#### PROBLEM TO SOLVE
Write every record out again exactly, and keep images out of it.

_ _ _ _

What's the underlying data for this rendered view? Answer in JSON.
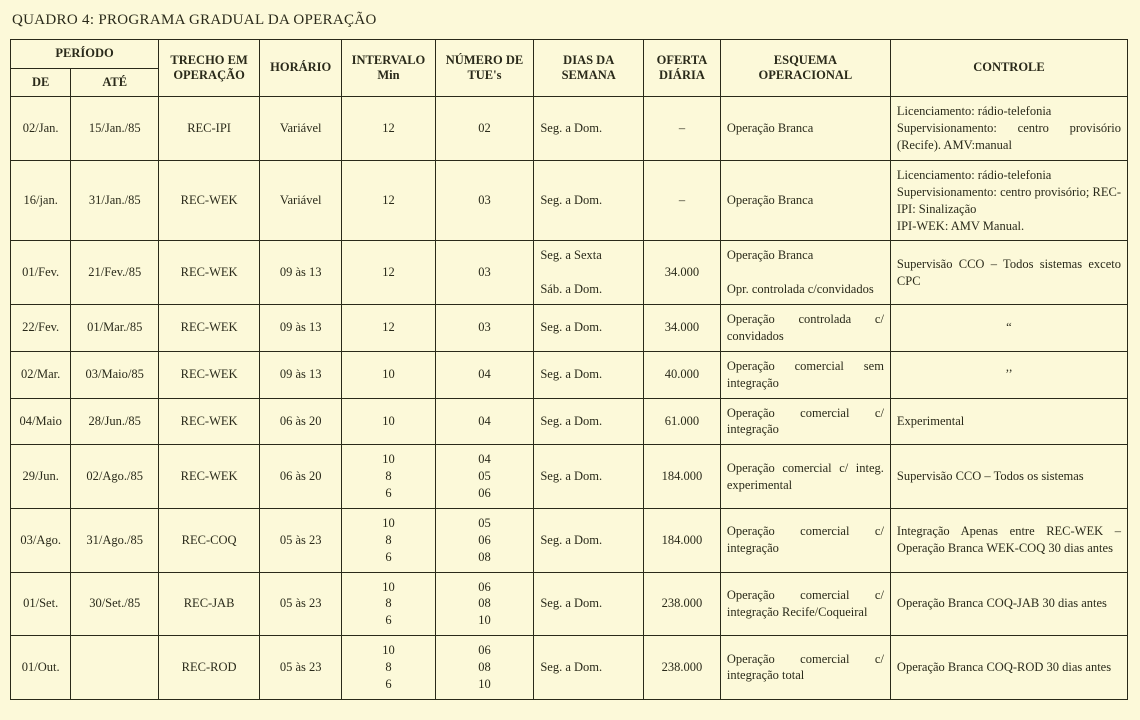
{
  "colors": {
    "background": "#fcf9d9",
    "border": "#2a2a1a",
    "text": "#2a2a1a"
  },
  "typography": {
    "family": "Times New Roman",
    "title_size_pt": 15,
    "body_size_pt": 12.5
  },
  "title": "QUADRO 4: PROGRAMA GRADUAL DA OPERAÇÃO",
  "headers": {
    "periodo": "PERÍODO",
    "de": "DE",
    "ate": "ATÉ",
    "trecho": "TRECHO EM OPERAÇÃO",
    "horario": "HORÁRIO",
    "intervalo": "INTERVALO\nMin",
    "numero_tues": "NÚMERO DE\nTUE's",
    "dias": "DIAS DA\nSEMANA",
    "oferta": "OFERTA\nDIÁRIA",
    "esquema": "ESQUEMA\nOPERACIONAL",
    "controle": "CONTROLE"
  },
  "rows": [
    {
      "de": "02/Jan.",
      "ate": "15/Jan./85",
      "trecho": "REC-IPI",
      "horario": "Variável",
      "intervalo": "12",
      "tues": "02",
      "dias": "Seg. a Dom.",
      "oferta": "–",
      "esquema": "Operação Branca",
      "controle": "Licenciamento: rádio-telefonia\nSupervisionamento: centro provisório (Recife). AMV:manual"
    },
    {
      "de": "16/jan.",
      "ate": "31/Jan./85",
      "trecho": "REC-WEK",
      "horario": "Variável",
      "intervalo": "12",
      "tues": "03",
      "dias": "Seg. a Dom.",
      "oferta": "–",
      "esquema": "Operação Branca",
      "controle": "Licenciamento: rádio-telefonia\nSupervisionamento: centro provisório; REC-IPI: Sinalização\nIPI-WEK: AMV Manual."
    },
    {
      "de": "01/Fev.",
      "ate": "21/Fev./85",
      "trecho": "REC-WEK",
      "horario": "09 às 13",
      "intervalo": "12",
      "tues": "03",
      "dias": "Seg. a Sexta\n\nSáb. a Dom.",
      "oferta": "34.000",
      "esquema": "Operação Branca\n\nOpr. controlada c/convidados",
      "controle": "Supervisão CCO – Todos sistemas exceto CPC"
    },
    {
      "de": "22/Fev.",
      "ate": "01/Mar./85",
      "trecho": "REC-WEK",
      "horario": "09 às 13",
      "intervalo": "12",
      "tues": "03",
      "dias": "Seg. a Dom.",
      "oferta": "34.000",
      "esquema": "Operação controlada c/ convidados",
      "controle": "“"
    },
    {
      "de": "02/Mar.",
      "ate": "03/Maio/85",
      "trecho": "REC-WEK",
      "horario": "09 às 13",
      "intervalo": "10",
      "tues": "04",
      "dias": "Seg. a Dom.",
      "oferta": "40.000",
      "esquema": "Operação comercial sem integração",
      "controle": "’’"
    },
    {
      "de": "04/Maio",
      "ate": "28/Jun./85",
      "trecho": "REC-WEK",
      "horario": "06 às 20",
      "intervalo": "10",
      "tues": "04",
      "dias": "Seg. a Dom.",
      "oferta": "61.000",
      "esquema": "Operação comercial c/ integração",
      "controle": "Experimental"
    },
    {
      "de": "29/Jun.",
      "ate": "02/Ago./85",
      "trecho": "REC-WEK",
      "horario": "06 às 20",
      "intervalo": "10\n8\n6",
      "tues": "04\n05\n06",
      "dias": "Seg. a Dom.",
      "oferta": "184.000",
      "esquema": "Operação comercial c/ integ. experimental",
      "controle": "Supervisão CCO – Todos os sistemas"
    },
    {
      "de": "03/Ago.",
      "ate": "31/Ago./85",
      "trecho": "REC-COQ",
      "horario": "05 às 23",
      "intervalo": "10\n8\n6",
      "tues": "05\n06\n08",
      "dias": "Seg. a Dom.",
      "oferta": "184.000",
      "esquema": "Operação comercial c/ integração",
      "controle": "Integração Apenas entre REC-WEK – Operação Branca WEK-COQ 30 dias antes"
    },
    {
      "de": "01/Set.",
      "ate": "30/Set./85",
      "trecho": "REC-JAB",
      "horario": "05 às 23",
      "intervalo": "10\n8\n6",
      "tues": "06\n08\n10",
      "dias": "Seg. a Dom.",
      "oferta": "238.000",
      "esquema": "Operação comercial c/ integração Recife/Coqueiral",
      "controle": "Operação Branca COQ-JAB 30 dias antes"
    },
    {
      "de": "01/Out.",
      "ate": "",
      "trecho": "REC-ROD",
      "horario": "05 às 23",
      "intervalo": "10\n8\n6",
      "tues": "06\n08\n10",
      "dias": "Seg. a Dom.",
      "oferta": "238.000",
      "esquema": "Operação comercial c/ integração total",
      "controle": "Operação Branca COQ-ROD 30 dias antes"
    }
  ]
}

_ _ _ _

#### FINAL RESULT
What's the underlying data for this rendered view? Answer in JSON.
{
  "colors": {
    "background": "#fcf9d9",
    "border": "#2a2a1a",
    "text": "#2a2a1a"
  },
  "typography": {
    "family": "Times New Roman",
    "title_size_pt": 15,
    "body_size_pt": 12.5
  },
  "title": "QUADRO 4: PROGRAMA GRADUAL DA OPERAÇÃO",
  "headers": {
    "periodo": "PERÍODO",
    "de": "DE",
    "ate": "ATÉ",
    "trecho": "TRECHO EM OPERAÇÃO",
    "horario": "HORÁRIO",
    "intervalo": "INTERVALO\nMin",
    "numero_tues": "NÚMERO DE\nTUE's",
    "dias": "DIAS DA\nSEMANA",
    "oferta": "OFERTA\nDIÁRIA",
    "esquema": "ESQUEMA\nOPERACIONAL",
    "controle": "CONTROLE"
  },
  "rows": [
    {
      "de": "02/Jan.",
      "ate": "15/Jan./85",
      "trecho": "REC-IPI",
      "horario": "Variável",
      "intervalo": "12",
      "tues": "02",
      "dias": "Seg. a Dom.",
      "oferta": "–",
      "esquema": "Operação Branca",
      "controle": "Licenciamento: rádio-telefonia\nSupervisionamento: centro provisório (Recife). AMV:manual"
    },
    {
      "de": "16/jan.",
      "ate": "31/Jan./85",
      "trecho": "REC-WEK",
      "horario": "Variável",
      "intervalo": "12",
      "tues": "03",
      "dias": "Seg. a Dom.",
      "oferta": "–",
      "esquema": "Operação Branca",
      "controle": "Licenciamento: rádio-telefonia\nSupervisionamento: centro provisório; REC-IPI: Sinalização\nIPI-WEK: AMV Manual."
    },
    {
      "de": "01/Fev.",
      "ate": "21/Fev./85",
      "trecho": "REC-WEK",
      "horario": "09 às 13",
      "intervalo": "12",
      "tues": "03",
      "dias": "Seg. a Sexta\n\nSáb. a Dom.",
      "oferta": "34.000",
      "esquema": "Operação Branca\n\nOpr. controlada c/convidados",
      "controle": "Supervisão CCO – Todos sistemas exceto CPC"
    },
    {
      "de": "22/Fev.",
      "ate": "01/Mar./85",
      "trecho": "REC-WEK",
      "horario": "09 às 13",
      "intervalo": "12",
      "tues": "03",
      "dias": "Seg. a Dom.",
      "oferta": "34.000",
      "esquema": "Operação controlada c/ convidados",
      "controle": "“"
    },
    {
      "de": "02/Mar.",
      "ate": "03/Maio/85",
      "trecho": "REC-WEK",
      "horario": "09 às 13",
      "intervalo": "10",
      "tues": "04",
      "dias": "Seg. a Dom.",
      "oferta": "40.000",
      "esquema": "Operação comercial sem integração",
      "controle": "’’"
    },
    {
      "de": "04/Maio",
      "ate": "28/Jun./85",
      "trecho": "REC-WEK",
      "horario": "06 às 20",
      "intervalo": "10",
      "tues": "04",
      "dias": "Seg. a Dom.",
      "oferta": "61.000",
      "esquema": "Operação comercial c/ integração",
      "controle": "Experimental"
    },
    {
      "de": "29/Jun.",
      "ate": "02/Ago./85",
      "trecho": "REC-WEK",
      "horario": "06 às 20",
      "intervalo": "10\n8\n6",
      "tues": "04\n05\n06",
      "dias": "Seg. a Dom.",
      "oferta": "184.000",
      "esquema": "Operação comercial c/ integ. experimental",
      "controle": "Supervisão CCO – Todos os sistemas"
    },
    {
      "de": "03/Ago.",
      "ate": "31/Ago./85",
      "trecho": "REC-COQ",
      "horario": "05 às 23",
      "intervalo": "10\n8\n6",
      "tues": "05\n06\n08",
      "dias": "Seg. a Dom.",
      "oferta": "184.000",
      "esquema": "Operação comercial c/ integração",
      "controle": "Integração Apenas entre REC-WEK – Operação Branca WEK-COQ 30 dias antes"
    },
    {
      "de": "01/Set.",
      "ate": "30/Set./85",
      "trecho": "REC-JAB",
      "horario": "05 às 23",
      "intervalo": "10\n8\n6",
      "tues": "06\n08\n10",
      "dias": "Seg. a Dom.",
      "oferta": "238.000",
      "esquema": "Operação comercial c/ integração Recife/Coqueiral",
      "controle": "Operação Branca COQ-JAB 30 dias antes"
    },
    {
      "de": "01/Out.",
      "ate": "",
      "trecho": "REC-ROD",
      "horario": "05 às 23",
      "intervalo": "10\n8\n6",
      "tues": "06\n08\n10",
      "dias": "Seg. a Dom.",
      "oferta": "238.000",
      "esquema": "Operação comercial c/ integração total",
      "controle": "Operação Branca COQ-ROD 30 dias antes"
    }
  ]
}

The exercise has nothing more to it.